[Start Given information]
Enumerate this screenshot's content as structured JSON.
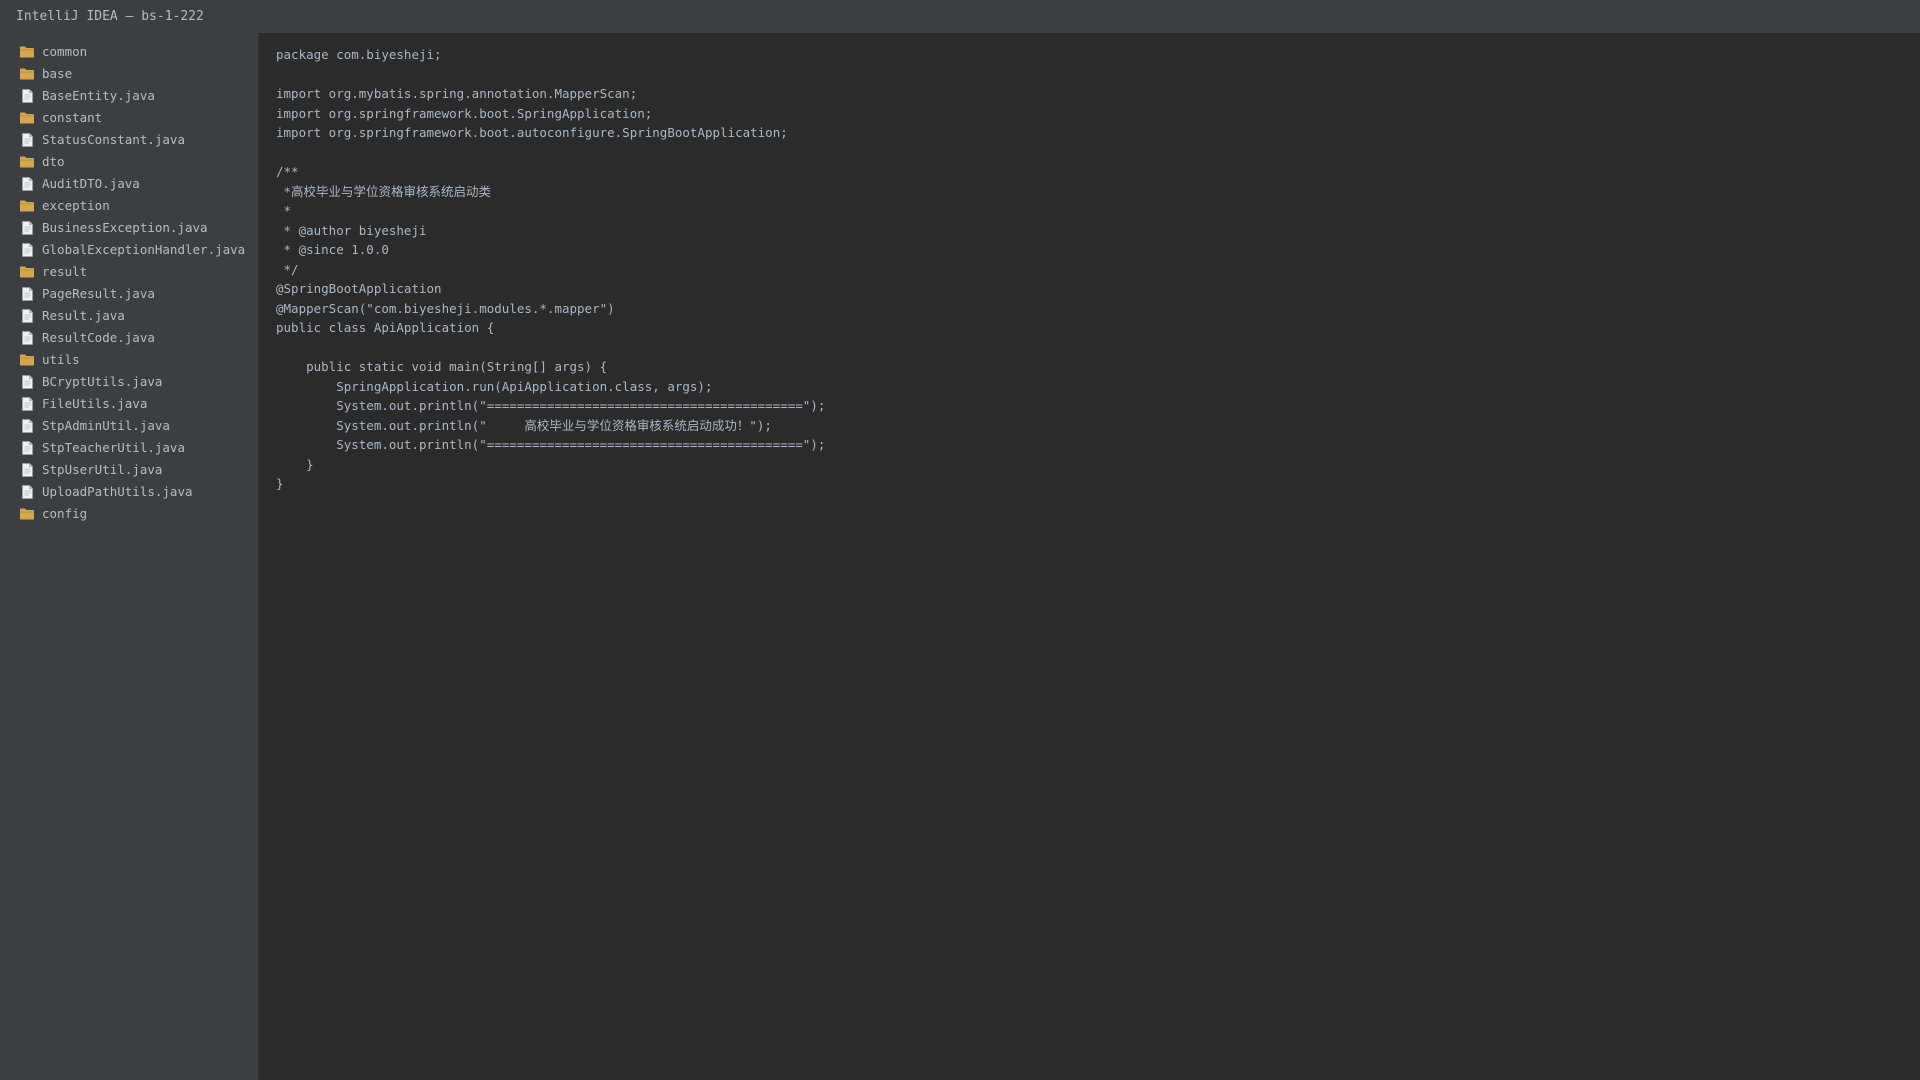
{
  "window": {
    "title": "IntelliJ IDEA — bs-1-222"
  },
  "colors": {
    "titlebar_bg": "#3c3f41",
    "sidebar_bg": "#3c3f41",
    "editor_bg": "#2b2b2b",
    "folder_icon": "#d6a84e",
    "file_icon": "#b8c2cc"
  },
  "project_tree": {
    "items": [
      {
        "label": "common",
        "type": "folder",
        "icon": "folder-icon"
      },
      {
        "label": "base",
        "type": "folder",
        "icon": "folder-icon"
      },
      {
        "label": "BaseEntity.java",
        "type": "file",
        "icon": "file-icon"
      },
      {
        "label": "constant",
        "type": "folder",
        "icon": "folder-icon"
      },
      {
        "label": "StatusConstant.java",
        "type": "file",
        "icon": "file-icon"
      },
      {
        "label": "dto",
        "type": "folder",
        "icon": "folder-icon"
      },
      {
        "label": "AuditDTO.java",
        "type": "file",
        "icon": "file-icon"
      },
      {
        "label": "exception",
        "type": "folder",
        "icon": "folder-icon"
      },
      {
        "label": "BusinessException.java",
        "type": "file",
        "icon": "file-icon"
      },
      {
        "label": "GlobalExceptionHandler.java",
        "type": "file",
        "icon": "file-icon"
      },
      {
        "label": "result",
        "type": "folder",
        "icon": "folder-icon"
      },
      {
        "label": "PageResult.java",
        "type": "file",
        "icon": "file-icon"
      },
      {
        "label": "Result.java",
        "type": "file",
        "icon": "file-icon"
      },
      {
        "label": "ResultCode.java",
        "type": "file",
        "icon": "file-icon"
      },
      {
        "label": "utils",
        "type": "folder",
        "icon": "folder-icon"
      },
      {
        "label": "BCryptUtils.java",
        "type": "file",
        "icon": "file-icon"
      },
      {
        "label": "FileUtils.java",
        "type": "file",
        "icon": "file-icon"
      },
      {
        "label": "StpAdminUtil.java",
        "type": "file",
        "icon": "file-icon"
      },
      {
        "label": "StpTeacherUtil.java",
        "type": "file",
        "icon": "file-icon"
      },
      {
        "label": "StpUserUtil.java",
        "type": "file",
        "icon": "file-icon"
      },
      {
        "label": "UploadPathUtils.java",
        "type": "file",
        "icon": "file-icon"
      },
      {
        "label": "config",
        "type": "folder",
        "icon": "folder-icon"
      }
    ]
  },
  "editor": {
    "lines": [
      "package com.biyesheji;",
      "",
      "import org.mybatis.spring.annotation.MapperScan;",
      "import org.springframework.boot.SpringApplication;",
      "import org.springframework.boot.autoconfigure.SpringBootApplication;",
      "",
      "/**",
      " *高校毕业与学位资格审核系统启动类",
      " *",
      " * @author biyesheji",
      " * @since 1.0.0",
      " */",
      "@SpringBootApplication",
      "@MapperScan(\"com.biyesheji.modules.*.mapper\")",
      "public class ApiApplication {",
      "",
      "    public static void main(String[] args) {",
      "        SpringApplication.run(ApiApplication.class, args);",
      "        System.out.println(\"==========================================\");",
      "        System.out.println(\"     高校毕业与学位资格审核系统启动成功！\");",
      "        System.out.println(\"==========================================\");",
      "    }",
      "}"
    ]
  }
}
[End Given information]
Copy each line that holds the word "biyesheji".

      "package com.biyesheji;",
      " * @author biyesheji",
      "@MapperScan(\"com.biyesheji.modules.*.mapper\")",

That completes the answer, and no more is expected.